**** INPUT MATERIAL ****
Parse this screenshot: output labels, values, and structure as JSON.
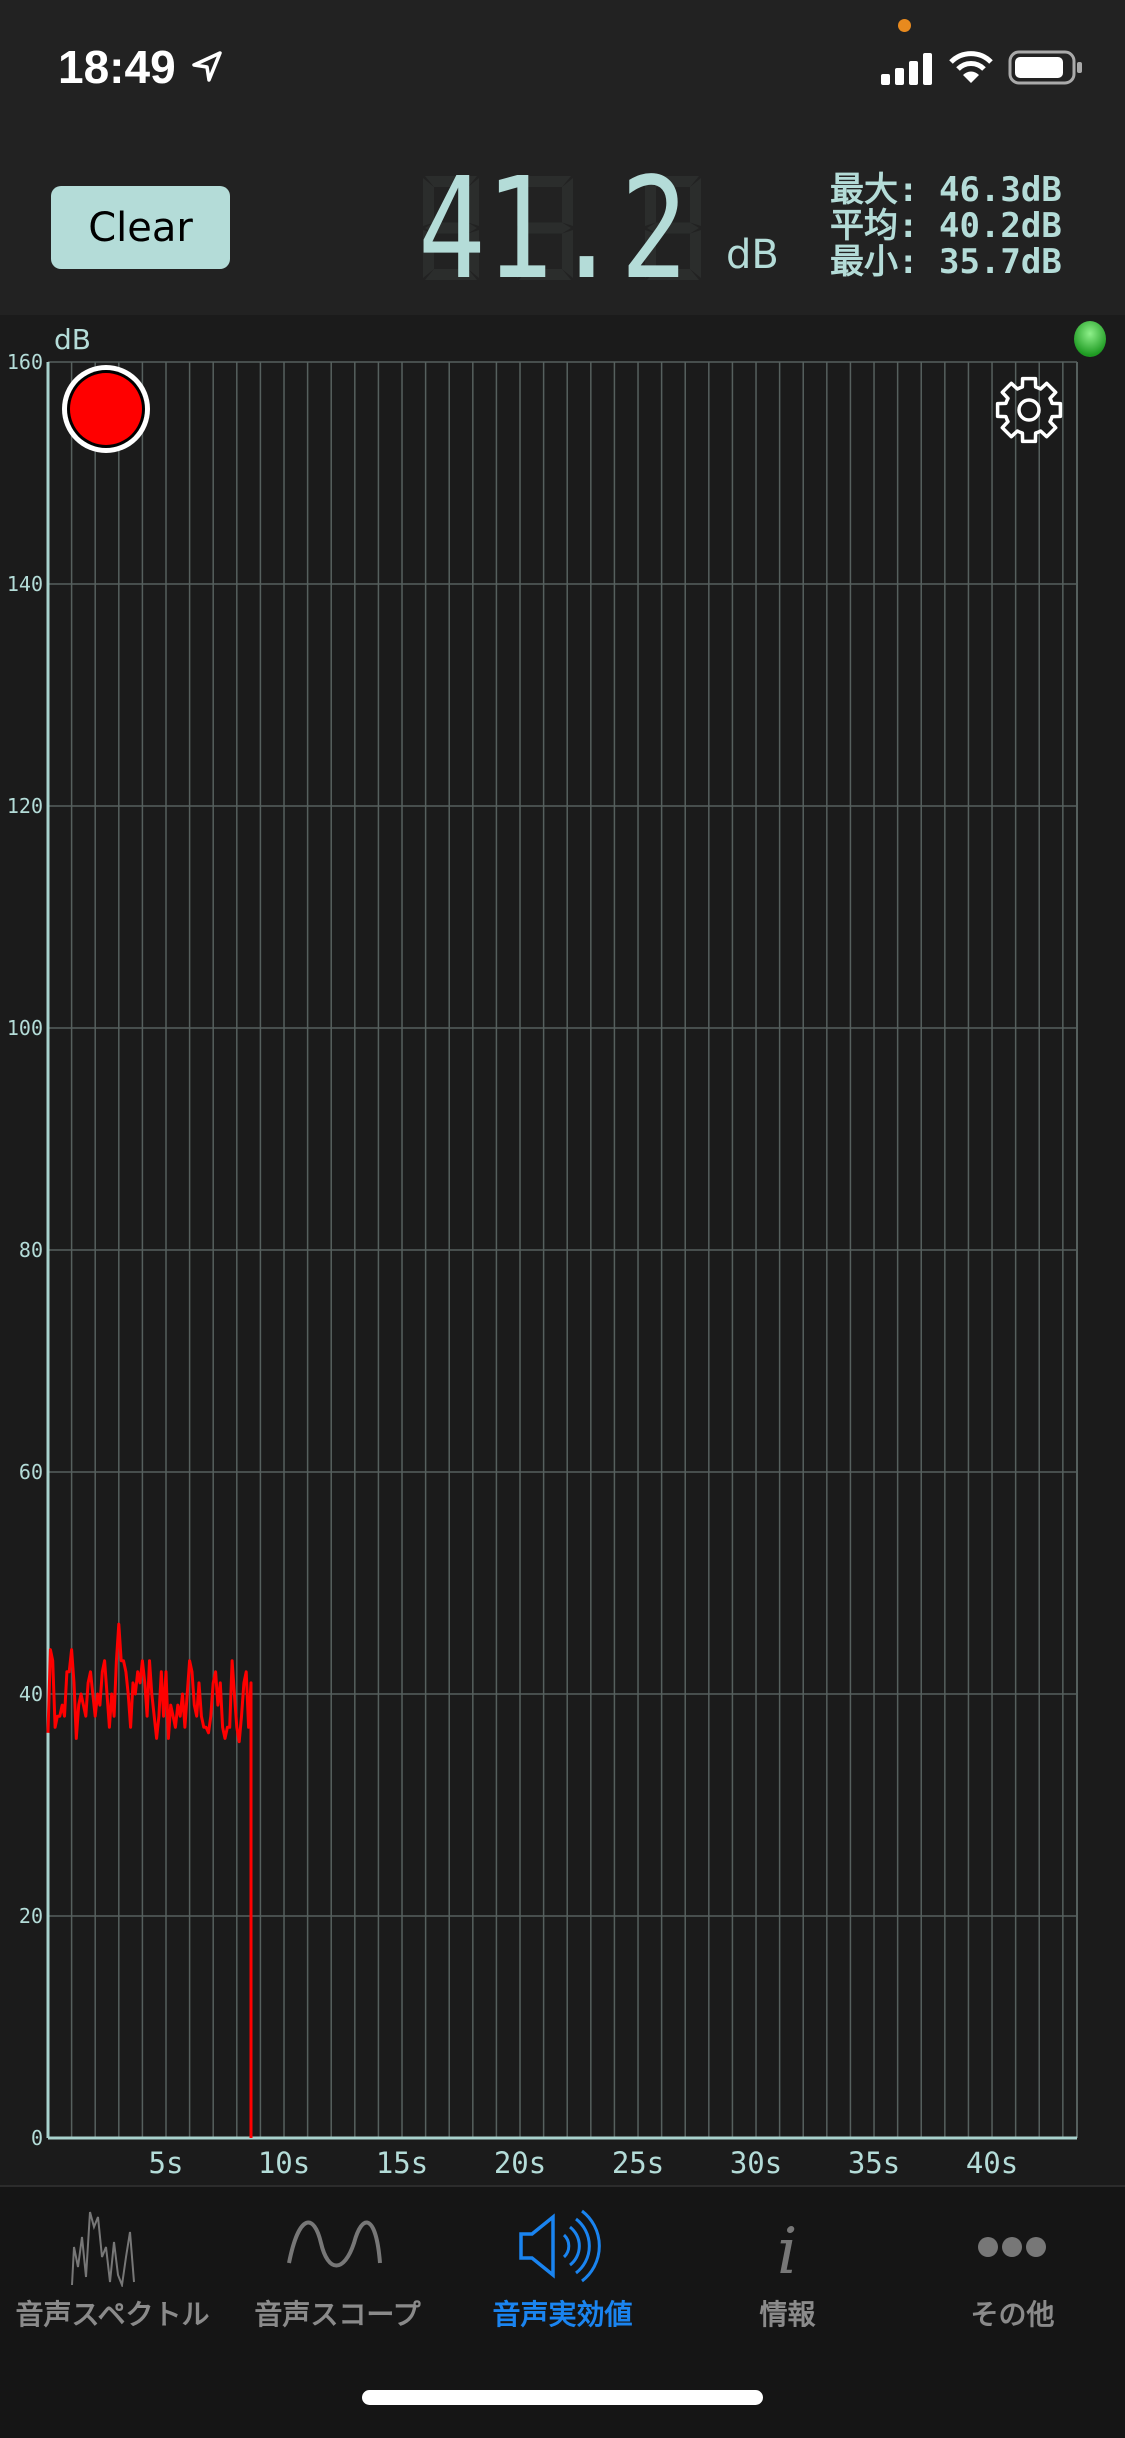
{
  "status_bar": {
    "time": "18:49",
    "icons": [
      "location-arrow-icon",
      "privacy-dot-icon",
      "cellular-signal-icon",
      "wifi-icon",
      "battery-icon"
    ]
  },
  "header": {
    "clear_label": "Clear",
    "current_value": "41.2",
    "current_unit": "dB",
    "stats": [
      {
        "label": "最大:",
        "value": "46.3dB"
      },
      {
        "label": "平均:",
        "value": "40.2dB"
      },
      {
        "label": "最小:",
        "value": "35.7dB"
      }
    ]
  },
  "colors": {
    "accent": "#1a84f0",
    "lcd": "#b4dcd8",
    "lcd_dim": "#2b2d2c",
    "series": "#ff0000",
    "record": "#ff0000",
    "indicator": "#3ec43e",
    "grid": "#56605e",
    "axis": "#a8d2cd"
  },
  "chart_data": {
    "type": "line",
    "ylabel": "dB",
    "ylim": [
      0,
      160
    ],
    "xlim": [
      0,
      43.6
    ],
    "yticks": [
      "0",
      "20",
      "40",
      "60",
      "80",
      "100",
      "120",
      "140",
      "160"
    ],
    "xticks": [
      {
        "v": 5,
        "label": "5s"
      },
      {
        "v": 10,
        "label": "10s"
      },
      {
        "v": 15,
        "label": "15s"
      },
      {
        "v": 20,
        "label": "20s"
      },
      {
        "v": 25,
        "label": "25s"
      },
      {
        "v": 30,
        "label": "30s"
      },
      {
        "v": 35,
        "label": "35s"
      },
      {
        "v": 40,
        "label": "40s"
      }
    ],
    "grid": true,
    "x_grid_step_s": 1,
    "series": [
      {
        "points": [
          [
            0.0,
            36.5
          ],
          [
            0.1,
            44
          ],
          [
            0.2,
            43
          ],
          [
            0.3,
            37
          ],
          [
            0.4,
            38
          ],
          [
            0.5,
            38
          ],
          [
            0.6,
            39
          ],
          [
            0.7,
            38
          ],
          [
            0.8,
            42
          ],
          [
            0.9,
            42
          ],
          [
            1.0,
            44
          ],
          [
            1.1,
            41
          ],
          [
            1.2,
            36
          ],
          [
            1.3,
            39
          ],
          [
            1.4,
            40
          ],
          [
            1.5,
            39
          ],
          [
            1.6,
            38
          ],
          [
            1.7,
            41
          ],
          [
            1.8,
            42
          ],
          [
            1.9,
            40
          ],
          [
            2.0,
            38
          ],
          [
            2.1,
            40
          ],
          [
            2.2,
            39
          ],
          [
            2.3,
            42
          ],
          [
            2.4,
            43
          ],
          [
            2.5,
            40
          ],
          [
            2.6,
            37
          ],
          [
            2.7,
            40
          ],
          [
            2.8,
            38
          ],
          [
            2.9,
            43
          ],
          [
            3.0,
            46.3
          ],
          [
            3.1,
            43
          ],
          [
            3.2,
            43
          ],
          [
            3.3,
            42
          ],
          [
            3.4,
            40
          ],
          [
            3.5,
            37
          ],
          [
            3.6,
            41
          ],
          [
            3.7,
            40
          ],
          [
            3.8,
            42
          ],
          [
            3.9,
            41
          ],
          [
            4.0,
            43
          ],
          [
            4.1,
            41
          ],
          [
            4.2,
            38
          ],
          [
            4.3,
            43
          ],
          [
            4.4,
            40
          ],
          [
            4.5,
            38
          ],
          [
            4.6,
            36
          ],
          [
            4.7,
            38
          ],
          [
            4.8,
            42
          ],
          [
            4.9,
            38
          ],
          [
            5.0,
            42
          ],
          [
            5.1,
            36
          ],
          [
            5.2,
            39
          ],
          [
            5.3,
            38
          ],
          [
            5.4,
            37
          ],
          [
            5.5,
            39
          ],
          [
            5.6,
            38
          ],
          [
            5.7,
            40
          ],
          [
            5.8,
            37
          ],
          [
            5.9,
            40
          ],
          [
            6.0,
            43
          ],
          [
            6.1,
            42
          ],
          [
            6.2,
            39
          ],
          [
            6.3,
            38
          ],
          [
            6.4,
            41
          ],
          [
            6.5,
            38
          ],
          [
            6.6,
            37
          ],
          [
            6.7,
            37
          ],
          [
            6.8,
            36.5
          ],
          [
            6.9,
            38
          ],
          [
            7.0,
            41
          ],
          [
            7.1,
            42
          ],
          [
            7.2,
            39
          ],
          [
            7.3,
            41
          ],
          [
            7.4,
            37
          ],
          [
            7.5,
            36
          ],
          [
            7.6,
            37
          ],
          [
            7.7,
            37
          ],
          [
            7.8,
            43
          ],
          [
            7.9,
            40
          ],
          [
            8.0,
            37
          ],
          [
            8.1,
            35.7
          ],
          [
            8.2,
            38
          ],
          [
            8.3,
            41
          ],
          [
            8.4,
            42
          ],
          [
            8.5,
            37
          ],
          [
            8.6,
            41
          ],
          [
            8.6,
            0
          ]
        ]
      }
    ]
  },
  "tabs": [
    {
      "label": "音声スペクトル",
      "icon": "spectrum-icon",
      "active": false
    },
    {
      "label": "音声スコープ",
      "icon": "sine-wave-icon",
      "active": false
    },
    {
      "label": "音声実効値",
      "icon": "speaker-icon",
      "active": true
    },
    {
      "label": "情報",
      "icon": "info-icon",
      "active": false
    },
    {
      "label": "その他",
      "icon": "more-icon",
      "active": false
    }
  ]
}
****
Go through the listing above and quote it exactly, apart from its images.

Parse this screenshot: output labels, values, and structure as JSON.
{
  "status_bar": {
    "time": "18:49",
    "icons": [
      "location-arrow-icon",
      "privacy-dot-icon",
      "cellular-signal-icon",
      "wifi-icon",
      "battery-icon"
    ]
  },
  "header": {
    "clear_label": "Clear",
    "current_value": "41.2",
    "current_unit": "dB",
    "stats": [
      {
        "label": "最大:",
        "value": "46.3dB"
      },
      {
        "label": "平均:",
        "value": "40.2dB"
      },
      {
        "label": "最小:",
        "value": "35.7dB"
      }
    ]
  },
  "colors": {
    "accent": "#1a84f0",
    "lcd": "#b4dcd8",
    "lcd_dim": "#2b2d2c",
    "series": "#ff0000",
    "record": "#ff0000",
    "indicator": "#3ec43e",
    "grid": "#56605e",
    "axis": "#a8d2cd"
  },
  "chart_data": {
    "type": "line",
    "ylabel": "dB",
    "ylim": [
      0,
      160
    ],
    "xlim": [
      0,
      43.6
    ],
    "yticks": [
      "0",
      "20",
      "40",
      "60",
      "80",
      "100",
      "120",
      "140",
      "160"
    ],
    "xticks": [
      {
        "v": 5,
        "label": "5s"
      },
      {
        "v": 10,
        "label": "10s"
      },
      {
        "v": 15,
        "label": "15s"
      },
      {
        "v": 20,
        "label": "20s"
      },
      {
        "v": 25,
        "label": "25s"
      },
      {
        "v": 30,
        "label": "30s"
      },
      {
        "v": 35,
        "label": "35s"
      },
      {
        "v": 40,
        "label": "40s"
      }
    ],
    "grid": true,
    "x_grid_step_s": 1,
    "series": [
      {
        "points": [
          [
            0.0,
            36.5
          ],
          [
            0.1,
            44
          ],
          [
            0.2,
            43
          ],
          [
            0.3,
            37
          ],
          [
            0.4,
            38
          ],
          [
            0.5,
            38
          ],
          [
            0.6,
            39
          ],
          [
            0.7,
            38
          ],
          [
            0.8,
            42
          ],
          [
            0.9,
            42
          ],
          [
            1.0,
            44
          ],
          [
            1.1,
            41
          ],
          [
            1.2,
            36
          ],
          [
            1.3,
            39
          ],
          [
            1.4,
            40
          ],
          [
            1.5,
            39
          ],
          [
            1.6,
            38
          ],
          [
            1.7,
            41
          ],
          [
            1.8,
            42
          ],
          [
            1.9,
            40
          ],
          [
            2.0,
            38
          ],
          [
            2.1,
            40
          ],
          [
            2.2,
            39
          ],
          [
            2.3,
            42
          ],
          [
            2.4,
            43
          ],
          [
            2.5,
            40
          ],
          [
            2.6,
            37
          ],
          [
            2.7,
            40
          ],
          [
            2.8,
            38
          ],
          [
            2.9,
            43
          ],
          [
            3.0,
            46.3
          ],
          [
            3.1,
            43
          ],
          [
            3.2,
            43
          ],
          [
            3.3,
            42
          ],
          [
            3.4,
            40
          ],
          [
            3.5,
            37
          ],
          [
            3.6,
            41
          ],
          [
            3.7,
            40
          ],
          [
            3.8,
            42
          ],
          [
            3.9,
            41
          ],
          [
            4.0,
            43
          ],
          [
            4.1,
            41
          ],
          [
            4.2,
            38
          ],
          [
            4.3,
            43
          ],
          [
            4.4,
            40
          ],
          [
            4.5,
            38
          ],
          [
            4.6,
            36
          ],
          [
            4.7,
            38
          ],
          [
            4.8,
            42
          ],
          [
            4.9,
            38
          ],
          [
            5.0,
            42
          ],
          [
            5.1,
            36
          ],
          [
            5.2,
            39
          ],
          [
            5.3,
            38
          ],
          [
            5.4,
            37
          ],
          [
            5.5,
            39
          ],
          [
            5.6,
            38
          ],
          [
            5.7,
            40
          ],
          [
            5.8,
            37
          ],
          [
            5.9,
            40
          ],
          [
            6.0,
            43
          ],
          [
            6.1,
            42
          ],
          [
            6.2,
            39
          ],
          [
            6.3,
            38
          ],
          [
            6.4,
            41
          ],
          [
            6.5,
            38
          ],
          [
            6.6,
            37
          ],
          [
            6.7,
            37
          ],
          [
            6.8,
            36.5
          ],
          [
            6.9,
            38
          ],
          [
            7.0,
            41
          ],
          [
            7.1,
            42
          ],
          [
            7.2,
            39
          ],
          [
            7.3,
            41
          ],
          [
            7.4,
            37
          ],
          [
            7.5,
            36
          ],
          [
            7.6,
            37
          ],
          [
            7.7,
            37
          ],
          [
            7.8,
            43
          ],
          [
            7.9,
            40
          ],
          [
            8.0,
            37
          ],
          [
            8.1,
            35.7
          ],
          [
            8.2,
            38
          ],
          [
            8.3,
            41
          ],
          [
            8.4,
            42
          ],
          [
            8.5,
            37
          ],
          [
            8.6,
            41
          ],
          [
            8.6,
            0
          ]
        ]
      }
    ]
  },
  "tabs": [
    {
      "label": "音声スペクトル",
      "icon": "spectrum-icon",
      "active": false
    },
    {
      "label": "音声スコープ",
      "icon": "sine-wave-icon",
      "active": false
    },
    {
      "label": "音声実効値",
      "icon": "speaker-icon",
      "active": true
    },
    {
      "label": "情報",
      "icon": "info-icon",
      "active": false
    },
    {
      "label": "その他",
      "icon": "more-icon",
      "active": false
    }
  ]
}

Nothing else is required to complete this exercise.